(Requirement) Restate the listing below word for word, omitting any images.

(Supplied data)

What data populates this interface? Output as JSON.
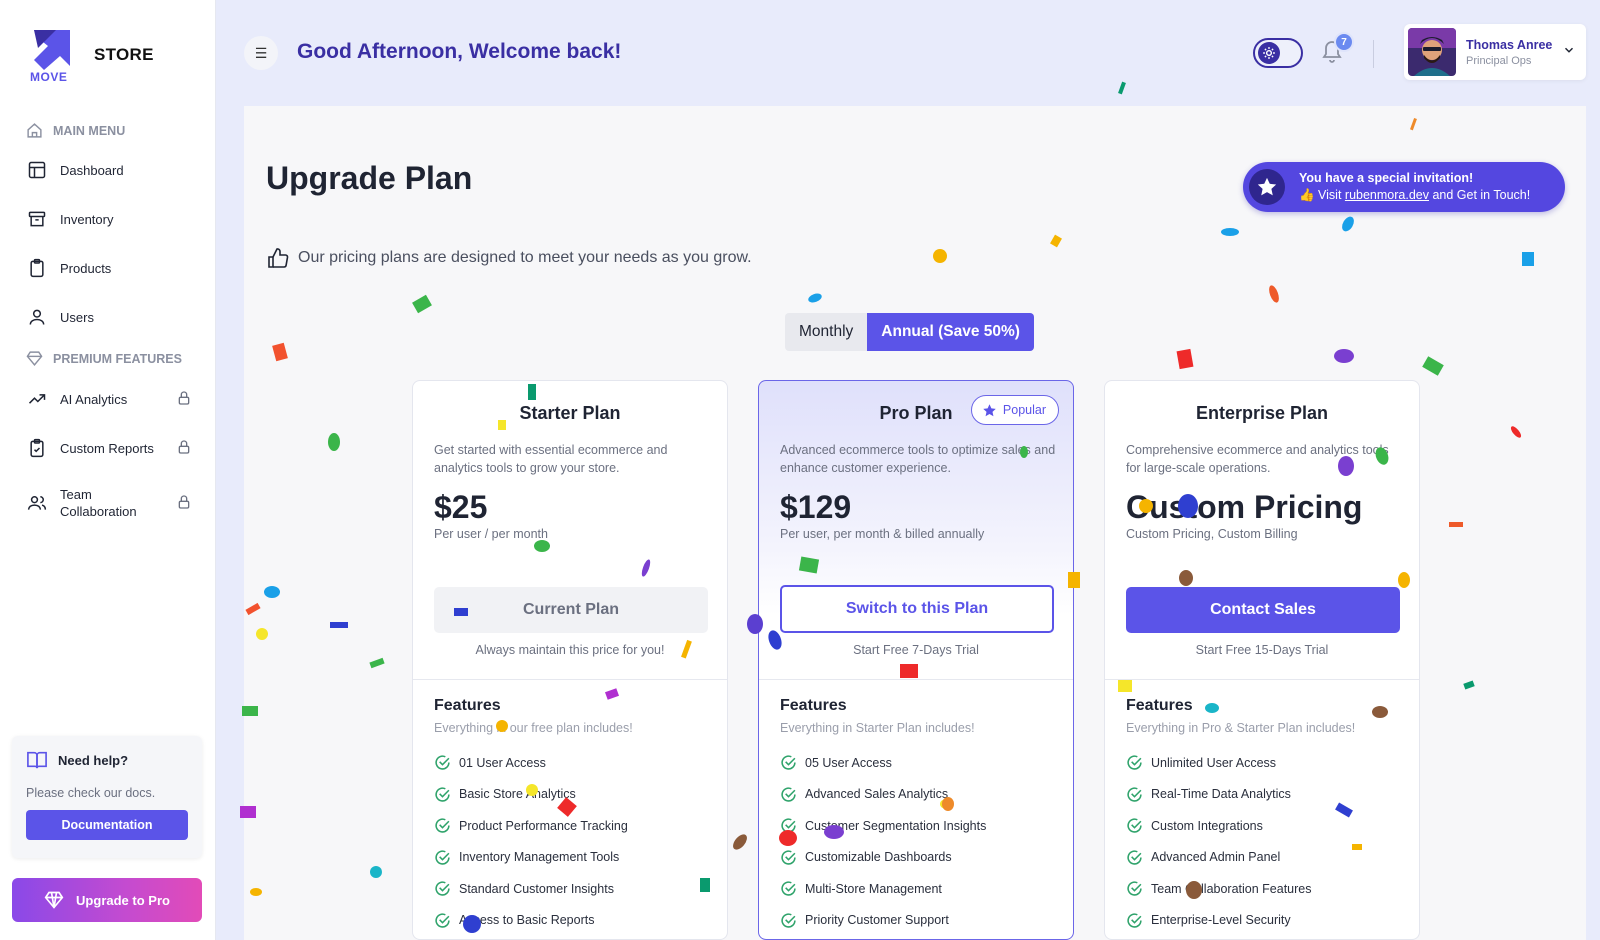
{
  "brand": {
    "name": "STORE",
    "sub": "MOVE"
  },
  "sidebar": {
    "main_menu_label": "MAIN MENU",
    "items": [
      {
        "label": "Dashboard",
        "icon": "dashboard-icon"
      },
      {
        "label": "Inventory",
        "icon": "archive-icon"
      },
      {
        "label": "Products",
        "icon": "clipboard-icon"
      },
      {
        "label": "Users",
        "icon": "user-icon"
      }
    ],
    "premium_label": "PREMIUM FEATURES",
    "premium_items": [
      {
        "label": "AI Analytics",
        "icon": "trend-up-icon",
        "locked": true
      },
      {
        "label": "Custom Reports",
        "icon": "clipboard-check-icon",
        "locked": true
      },
      {
        "label": "Team Collaboration",
        "label_line1": "Team",
        "label_line2": "Collaboration",
        "icon": "users-icon",
        "locked": true
      }
    ],
    "help": {
      "title": "Need help?",
      "text": "Please check our docs.",
      "button": "Documentation"
    },
    "upgrade_button": "Upgrade to Pro"
  },
  "header": {
    "greeting": "Good Afternoon, Welcome back!",
    "notifications_count": "7",
    "user": {
      "name": "Thomas Anree",
      "role": "Principal Ops"
    }
  },
  "page": {
    "title": "Upgrade Plan",
    "subtitle": "Our pricing plans are designed to meet your needs as you grow.",
    "invite": {
      "title": "You have a special invitation!",
      "prefix": "👍 Visit ",
      "link": "rubenmora.dev",
      "suffix": " and Get in Touch!"
    },
    "billing": {
      "monthly": "Monthly",
      "annual": "Annual (Save 50%)",
      "selected": "annual"
    }
  },
  "plans": [
    {
      "name": "Starter Plan",
      "description": "Get started with essential ecommerce and analytics tools to grow your store.",
      "price": "$25",
      "price_note": "Per user / per month",
      "button": "Current Plan",
      "button_note": "Always maintain this price for you!",
      "features_title": "Features",
      "features_sub": "Everything in our free plan includes!",
      "features": [
        "01 User Access",
        "Basic Store Analytics",
        "Product Performance Tracking",
        "Inventory Management Tools",
        "Standard Customer Insights",
        "Access to Basic Reports"
      ]
    },
    {
      "name": "Pro Plan",
      "badge": "Popular",
      "description": "Advanced ecommerce tools to optimize sales and enhance customer experience.",
      "price": "$129",
      "price_note": "Per user, per month & billed annually",
      "button": "Switch to this Plan",
      "button_note": "Start Free 7-Days Trial",
      "features_title": "Features",
      "features_sub": "Everything in Starter Plan includes!",
      "features": [
        "05 User Access",
        "Advanced Sales Analytics",
        "Customer Segmentation Insights",
        "Customizable Dashboards",
        "Multi-Store Management",
        "Priority Customer Support"
      ]
    },
    {
      "name": "Enterprise Plan",
      "description": "Comprehensive ecommerce and analytics tools for large-scale operations.",
      "price": "Custom Pricing",
      "price_note": "Custom Pricing, Custom Billing",
      "button": "Contact Sales",
      "button_note": "Start Free 15-Days Trial",
      "features_title": "Features",
      "features_sub": "Everything in Pro & Starter Plan includes!",
      "features": [
        "Unlimited User Access",
        "Real-Time Data Analytics",
        "Custom Integrations",
        "Advanced Admin Panel",
        "Team Collaboration Features",
        "Enterprise-Level Security"
      ]
    }
  ],
  "colors": {
    "accent": "#5b54e8",
    "greeting": "#3a2fa3",
    "check": "#2fa36b"
  }
}
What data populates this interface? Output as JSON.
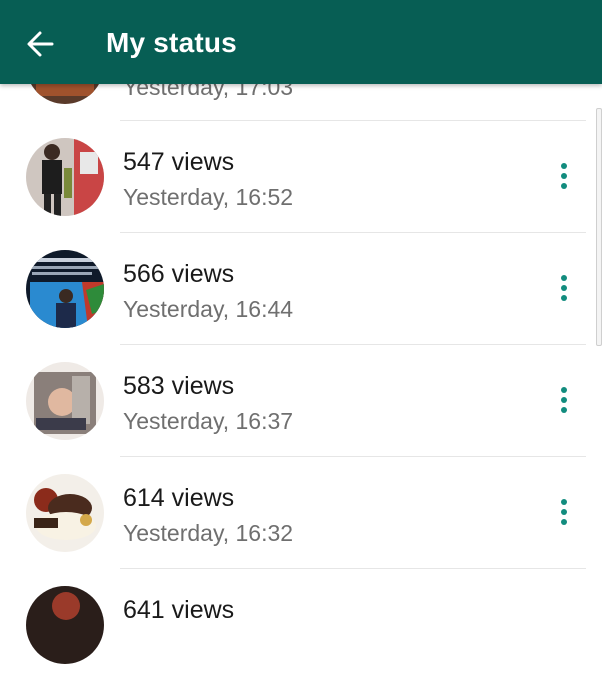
{
  "app_bar": {
    "title": "My status",
    "back_icon": "arrow-left-icon",
    "background": "#075E54"
  },
  "accent_color": "#128C7E",
  "statuses": [
    {
      "views": "",
      "time": "Yesterday, 17:03"
    },
    {
      "views": "547 views",
      "time": "Yesterday, 16:52"
    },
    {
      "views": "566 views",
      "time": "Yesterday, 16:44"
    },
    {
      "views": "583 views",
      "time": "Yesterday, 16:37"
    },
    {
      "views": "614 views",
      "time": "Yesterday, 16:32"
    },
    {
      "views": "641 views",
      "time": ""
    }
  ],
  "row_menu_icon": "more-vertical-icon"
}
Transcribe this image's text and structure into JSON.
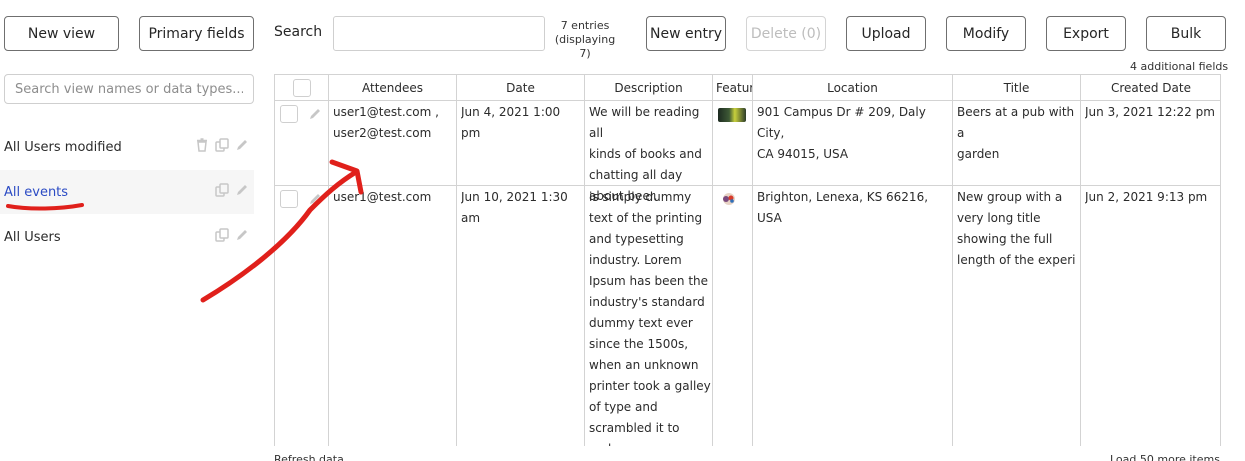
{
  "toolbar": {
    "new_view": "New view",
    "primary_fields": "Primary fields",
    "search_label": "Search",
    "search_value": "",
    "entries_line1": "7 entries",
    "entries_line2": "(displaying 7)",
    "new_entry": "New entry",
    "delete": "Delete (0)",
    "upload": "Upload",
    "modify": "Modify",
    "export": "Export",
    "bulk": "Bulk"
  },
  "sidebar": {
    "search_placeholder": "Search view names or data types...",
    "views": [
      {
        "label": "All Users modified",
        "icons": [
          "trash-icon",
          "copy-icon",
          "pencil-icon"
        ]
      },
      {
        "label": "All events",
        "icons": [
          "copy-icon",
          "pencil-icon"
        ],
        "active": true
      },
      {
        "label": "All Users",
        "icons": [
          "copy-icon",
          "pencil-icon"
        ]
      }
    ]
  },
  "additional_fields": "4 additional fields",
  "table": {
    "columns": [
      "Attendees",
      "Date",
      "Description",
      "Featur",
      "Location",
      "Title",
      "Created Date"
    ],
    "rows": [
      {
        "attendees": [
          "user1@test.com ,",
          "user2@test.com"
        ],
        "date": "Jun 4, 2021 1:00 pm",
        "description": [
          "We will be reading all",
          "kinds of books and",
          "chatting all day",
          "about beer."
        ],
        "location": [
          "901 Campus Dr # 209, Daly City,",
          "CA 94015, USA"
        ],
        "title": [
          "Beers at a pub with a",
          "garden"
        ],
        "created": "Jun 3, 2021 12:22 pm"
      },
      {
        "attendees": [
          "user1@test.com"
        ],
        "date": "Jun 10, 2021 1:30 am",
        "description": [
          "is simply dummy",
          "text of the printing",
          "and typesetting",
          "industry. Lorem",
          "Ipsum has been the",
          "industry's standard",
          "dummy text ever",
          "since the 1500s,",
          "when an unknown",
          "printer took a galley",
          "of type and",
          "scrambled it to make"
        ],
        "location": [
          "Brighton, Lenexa, KS 66216, USA"
        ],
        "title": [
          "New group with a",
          "very long title",
          "showing the full",
          "length of the experi"
        ],
        "created": "Jun 2, 2021 9:13 pm"
      }
    ]
  },
  "footer": {
    "left": "Refresh data",
    "right": "Load 50 more items"
  },
  "colors": {
    "accent_link": "#2b4bc4",
    "annotation_red": "#e0201b",
    "border": "#d3d3d3"
  }
}
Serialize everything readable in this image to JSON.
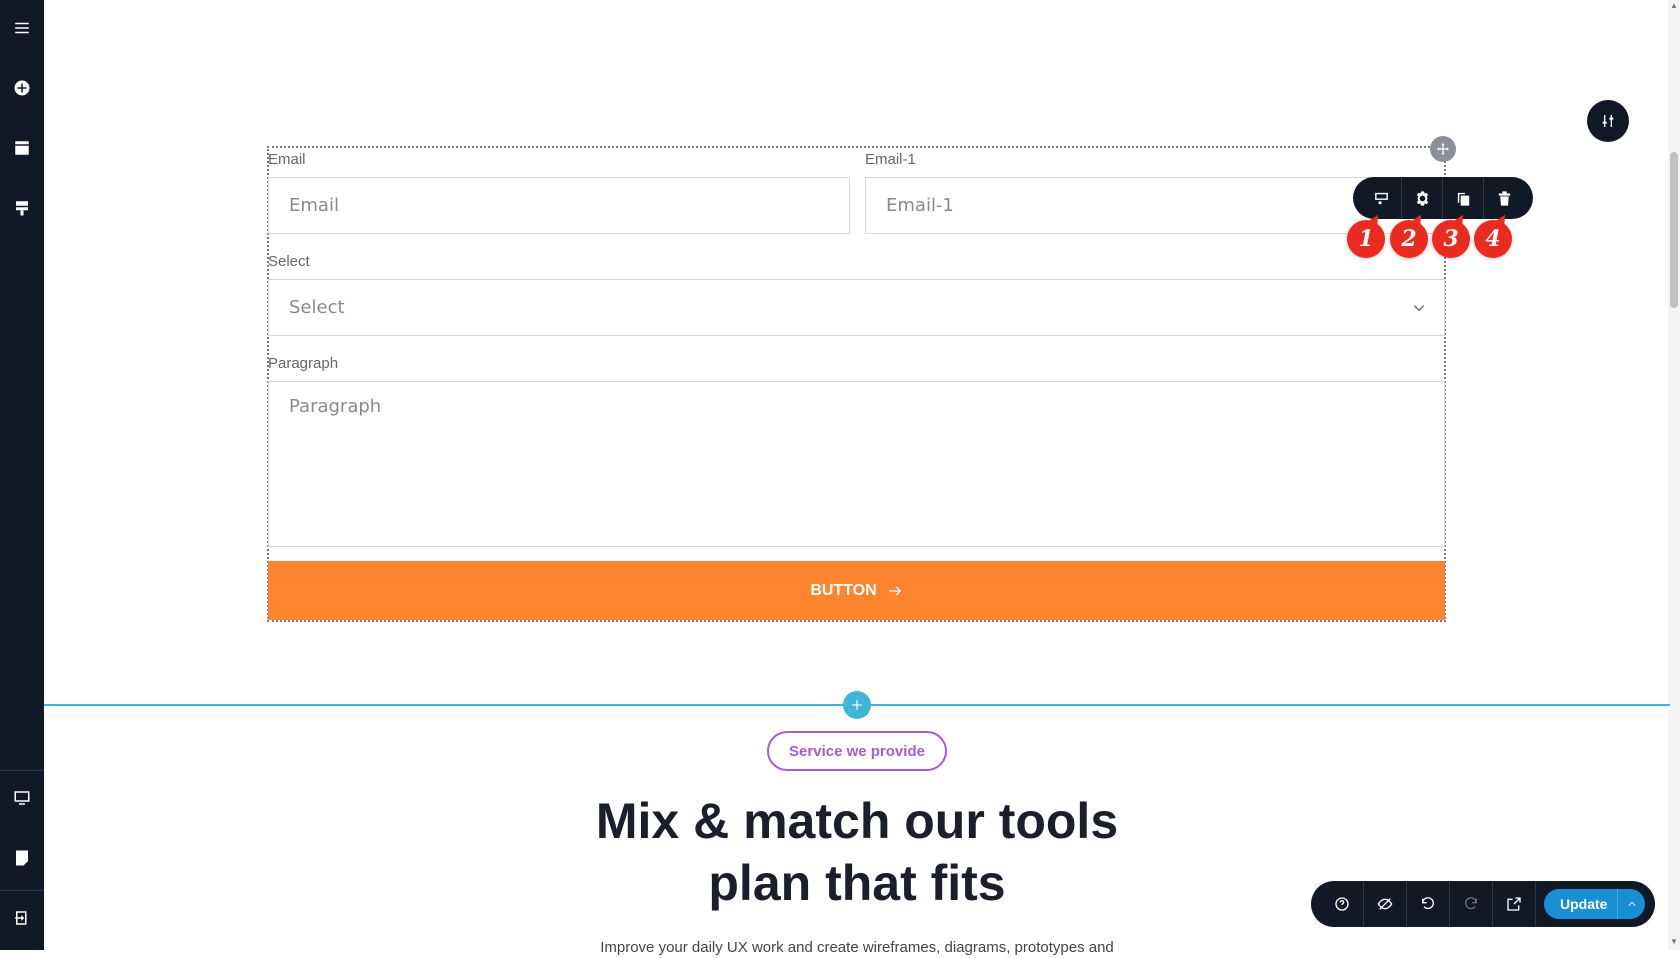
{
  "sidebar": {
    "top_icons": [
      "menu-icon",
      "add-icon",
      "layout-icon",
      "tools-icon"
    ],
    "bottom_icons": [
      "desktop-icon",
      "page-icon",
      "exit-icon"
    ]
  },
  "form": {
    "email_label": "Email",
    "email_placeholder": "Email",
    "email1_label": "Email-1",
    "email1_placeholder": "Email-1",
    "select_label": "Select",
    "select_value": "Select",
    "paragraph_label": "Paragraph",
    "paragraph_placeholder": "Paragraph",
    "button_label": "BUTTON"
  },
  "element_toolbar": {
    "buttons": [
      "edit-section-icon",
      "settings-icon",
      "duplicate-icon",
      "delete-icon"
    ]
  },
  "markers": [
    "1",
    "2",
    "3",
    "4"
  ],
  "section": {
    "pill_label": "Service we provide",
    "heading_line1": "Mix & match our tools",
    "heading_line2": "plan that fits",
    "subtext": "Improve your daily UX work and create wireframes, diagrams, prototypes and"
  },
  "bottom_toolbar": {
    "buttons": [
      "help-icon",
      "hide-icon",
      "undo-icon",
      "redo-icon",
      "preview-icon"
    ],
    "update_label": "Update"
  },
  "colors": {
    "sidebar": "#111826",
    "button": "#fe8430",
    "accent_line": "#3fb5d8",
    "pill": "#a75cd2",
    "marker": "#e92c1f",
    "update": "#1b8fd3"
  }
}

(The completed task)
What data populates this interface? Output as JSON.
{
  "brand": {
    "name": "STORE",
    "sub": "MOVE"
  },
  "sidebar": {
    "main_menu_label": "MAIN MENU",
    "items": [
      {
        "label": "Dashboard",
        "icon": "dashboard-icon"
      },
      {
        "label": "Inventory",
        "icon": "archive-icon"
      },
      {
        "label": "Products",
        "icon": "clipboard-icon"
      },
      {
        "label": "Users",
        "icon": "user-icon"
      }
    ],
    "premium_label": "PREMIUM FEATURES",
    "premium_items": [
      {
        "label": "AI Analytics",
        "icon": "trend-up-icon",
        "locked": true
      },
      {
        "label": "Custom Reports",
        "icon": "clipboard-check-icon",
        "locked": true
      },
      {
        "label": "Team Collaboration",
        "label_line1": "Team",
        "label_line2": "Collaboration",
        "icon": "users-icon",
        "locked": true
      }
    ],
    "help": {
      "title": "Need help?",
      "text": "Please check our docs.",
      "button": "Documentation"
    },
    "upgrade_button": "Upgrade to Pro"
  },
  "header": {
    "greeting": "Good Afternoon, Welcome back!",
    "notifications_count": "7",
    "user": {
      "name": "Thomas Anree",
      "role": "Principal Ops"
    }
  },
  "page": {
    "title": "Upgrade Plan",
    "subtitle": "Our pricing plans are designed to meet your needs as you grow.",
    "invite": {
      "title": "You have a special invitation!",
      "prefix": "👍 Visit ",
      "link": "rubenmora.dev",
      "suffix": " and Get in Touch!"
    },
    "billing": {
      "monthly": "Monthly",
      "annual": "Annual (Save 50%)",
      "selected": "annual"
    }
  },
  "plans": [
    {
      "name": "Starter Plan",
      "description": "Get started with essential ecommerce and analytics tools to grow your store.",
      "price": "$25",
      "price_note": "Per user / per month",
      "button": "Current Plan",
      "button_note": "Always maintain this price for you!",
      "features_title": "Features",
      "features_sub": "Everything in our free plan includes!",
      "features": [
        "01 User Access",
        "Basic Store Analytics",
        "Product Performance Tracking",
        "Inventory Management Tools",
        "Standard Customer Insights",
        "Access to Basic Reports"
      ]
    },
    {
      "name": "Pro Plan",
      "badge": "Popular",
      "description": "Advanced ecommerce tools to optimize sales and enhance customer experience.",
      "price": "$129",
      "price_note": "Per user, per month & billed annually",
      "button": "Switch to this Plan",
      "button_note": "Start Free 7-Days Trial",
      "features_title": "Features",
      "features_sub": "Everything in Starter Plan includes!",
      "features": [
        "05 User Access",
        "Advanced Sales Analytics",
        "Customer Segmentation Insights",
        "Customizable Dashboards",
        "Multi-Store Management",
        "Priority Customer Support"
      ]
    },
    {
      "name": "Enterprise Plan",
      "description": "Comprehensive ecommerce and analytics tools for large-scale operations.",
      "price": "Custom Pricing",
      "price_note": "Custom Pricing, Custom Billing",
      "button": "Contact Sales",
      "button_note": "Start Free 15-Days Trial",
      "features_title": "Features",
      "features_sub": "Everything in Pro & Starter Plan includes!",
      "features": [
        "Unlimited User Access",
        "Real-Time Data Analytics",
        "Custom Integrations",
        "Advanced Admin Panel",
        "Team Collaboration Features",
        "Enterprise-Level Security"
      ]
    }
  ],
  "colors": {
    "accent": "#5b54e8",
    "greeting": "#3a2fa3",
    "check": "#2fa36b"
  }
}
What data populates this interface? Output as JSON.
{
  "app_bar": {
    "title": "My status",
    "back_icon": "arrow-left-icon",
    "background": "#075E54"
  },
  "accent_color": "#128C7E",
  "statuses": [
    {
      "views": "",
      "time": "Yesterday, 17:03"
    },
    {
      "views": "547 views",
      "time": "Yesterday, 16:52"
    },
    {
      "views": "566 views",
      "time": "Yesterday, 16:44"
    },
    {
      "views": "583 views",
      "time": "Yesterday, 16:37"
    },
    {
      "views": "614 views",
      "time": "Yesterday, 16:32"
    },
    {
      "views": "641 views",
      "time": ""
    }
  ],
  "row_menu_icon": "more-vertical-icon"
}
Transcribe this image's text and structure into JSON.
{
  "toolbar": {
    "new_view": "New view",
    "primary_fields": "Primary fields",
    "search_label": "Search",
    "search_value": "",
    "entries_line1": "7 entries",
    "entries_line2": "(displaying 7)",
    "new_entry": "New entry",
    "delete": "Delete (0)",
    "upload": "Upload",
    "modify": "Modify",
    "export": "Export",
    "bulk": "Bulk"
  },
  "sidebar": {
    "search_placeholder": "Search view names or data types...",
    "views": [
      {
        "label": "All Users modified",
        "icons": [
          "trash-icon",
          "copy-icon",
          "pencil-icon"
        ]
      },
      {
        "label": "All events",
        "icons": [
          "copy-icon",
          "pencil-icon"
        ],
        "active": true
      },
      {
        "label": "All Users",
        "icons": [
          "copy-icon",
          "pencil-icon"
        ]
      }
    ]
  },
  "additional_fields": "4 additional fields",
  "table": {
    "columns": [
      "Attendees",
      "Date",
      "Description",
      "Featur",
      "Location",
      "Title",
      "Created Date"
    ],
    "rows": [
      {
        "attendees": [
          "user1@test.com ,",
          "user2@test.com"
        ],
        "date": "Jun 4, 2021 1:00 pm",
        "description": [
          "We will be reading all",
          "kinds of books and",
          "chatting all day",
          "about beer."
        ],
        "location": [
          "901 Campus Dr # 209, Daly City,",
          "CA 94015, USA"
        ],
        "title": [
          "Beers at a pub with a",
          "garden"
        ],
        "created": "Jun 3, 2021 12:22 pm"
      },
      {
        "attendees": [
          "user1@test.com"
        ],
        "date": "Jun 10, 2021 1:30 am",
        "description": [
          "is simply dummy",
          "text of the printing",
          "and typesetting",
          "industry. Lorem",
          "Ipsum has been the",
          "industry's standard",
          "dummy text ever",
          "since the 1500s,",
          "when an unknown",
          "printer took a galley",
          "of type and",
          "scrambled it to make"
        ],
        "location": [
          "Brighton, Lenexa, KS 66216, USA"
        ],
        "title": [
          "New group with a",
          "very long title",
          "showing the full",
          "length of the experi"
        ],
        "created": "Jun 2, 2021 9:13 pm"
      }
    ]
  },
  "footer": {
    "left": "Refresh data",
    "right": "Load 50 more items"
  },
  "colors": {
    "accent_link": "#2b4bc4",
    "annotation_red": "#e0201b",
    "border": "#d3d3d3"
  }
}
Serialize everything readable in this image to JSON.
{
  "sidebar": {
    "top_icons": [
      "menu-icon",
      "add-icon",
      "layout-icon",
      "tools-icon"
    ],
    "bottom_icons": [
      "desktop-icon",
      "page-icon",
      "exit-icon"
    ]
  },
  "form": {
    "email_label": "Email",
    "email_placeholder": "Email",
    "email1_label": "Email-1",
    "email1_placeholder": "Email-1",
    "select_label": "Select",
    "select_value": "Select",
    "paragraph_label": "Paragraph",
    "paragraph_placeholder": "Paragraph",
    "button_label": "BUTTON"
  },
  "element_toolbar": {
    "buttons": [
      "edit-section-icon",
      "settings-icon",
      "duplicate-icon",
      "delete-icon"
    ]
  },
  "markers": [
    "1",
    "2",
    "3",
    "4"
  ],
  "section": {
    "pill_label": "Service we provide",
    "heading_line1": "Mix & match our tools",
    "heading_line2": "plan that fits",
    "subtext": "Improve your daily UX work and create wireframes, diagrams, prototypes and"
  },
  "bottom_toolbar": {
    "buttons": [
      "help-icon",
      "hide-icon",
      "undo-icon",
      "redo-icon",
      "preview-icon"
    ],
    "update_label": "Update"
  },
  "colors": {
    "sidebar": "#111826",
    "button": "#fe8430",
    "accent_line": "#3fb5d8",
    "pill": "#a75cd2",
    "marker": "#e92c1f",
    "update": "#1b8fd3"
  }
}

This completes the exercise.